■ Data entries ■
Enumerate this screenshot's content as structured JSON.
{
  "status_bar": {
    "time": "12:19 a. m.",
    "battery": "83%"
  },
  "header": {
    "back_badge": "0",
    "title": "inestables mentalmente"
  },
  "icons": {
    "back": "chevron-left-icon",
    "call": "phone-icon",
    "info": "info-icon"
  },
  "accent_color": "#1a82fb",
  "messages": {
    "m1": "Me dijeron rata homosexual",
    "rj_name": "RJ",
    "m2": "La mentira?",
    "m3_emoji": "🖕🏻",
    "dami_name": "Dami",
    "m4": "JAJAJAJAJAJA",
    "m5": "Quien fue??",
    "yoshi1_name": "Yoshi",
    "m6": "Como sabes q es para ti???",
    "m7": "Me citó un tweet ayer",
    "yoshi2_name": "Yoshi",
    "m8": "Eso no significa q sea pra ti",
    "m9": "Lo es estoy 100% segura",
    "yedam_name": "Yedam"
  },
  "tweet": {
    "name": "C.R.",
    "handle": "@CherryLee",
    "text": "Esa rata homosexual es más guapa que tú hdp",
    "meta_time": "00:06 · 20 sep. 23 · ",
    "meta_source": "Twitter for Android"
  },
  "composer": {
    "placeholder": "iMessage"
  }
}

■ EXERCISE INSTRUCTIONS ■
Reproduce each record exactly as it appears.

■ THE ANSWER ■
Enumerate this screenshot's content as structured JSON.
{
  "status_bar": {
    "time": "12:19 a. m.",
    "battery": "83%"
  },
  "header": {
    "back_badge": "0",
    "title": "inestables mentalmente"
  },
  "icons": {
    "back": "chevron-left-icon",
    "call": "phone-icon",
    "info": "info-icon"
  },
  "accent_color": "#1a82fb",
  "messages": {
    "m1": "Me dijeron rata homosexual",
    "rj_name": "RJ",
    "m2": "La mentira?",
    "m3_emoji": "🖕🏻",
    "dami_name": "Dami",
    "m4": "JAJAJAJAJAJA",
    "m5": "Quien fue??",
    "yoshi1_name": "Yoshi",
    "m6": "Como sabes q es para ti???",
    "m7": "Me citó un tweet ayer",
    "yoshi2_name": "Yoshi",
    "m8": "Eso no significa q sea pra ti",
    "m9": "Lo es estoy 100% segura",
    "yedam_name": "Yedam"
  },
  "tweet": {
    "name": "C.R.",
    "handle": "@CherryLee",
    "text": "Esa rata homosexual es más guapa que tú hdp",
    "meta_time": "00:06 · 20 sep. 23 · ",
    "meta_source": "Twitter for Android"
  },
  "composer": {
    "placeholder": "iMessage"
  }
}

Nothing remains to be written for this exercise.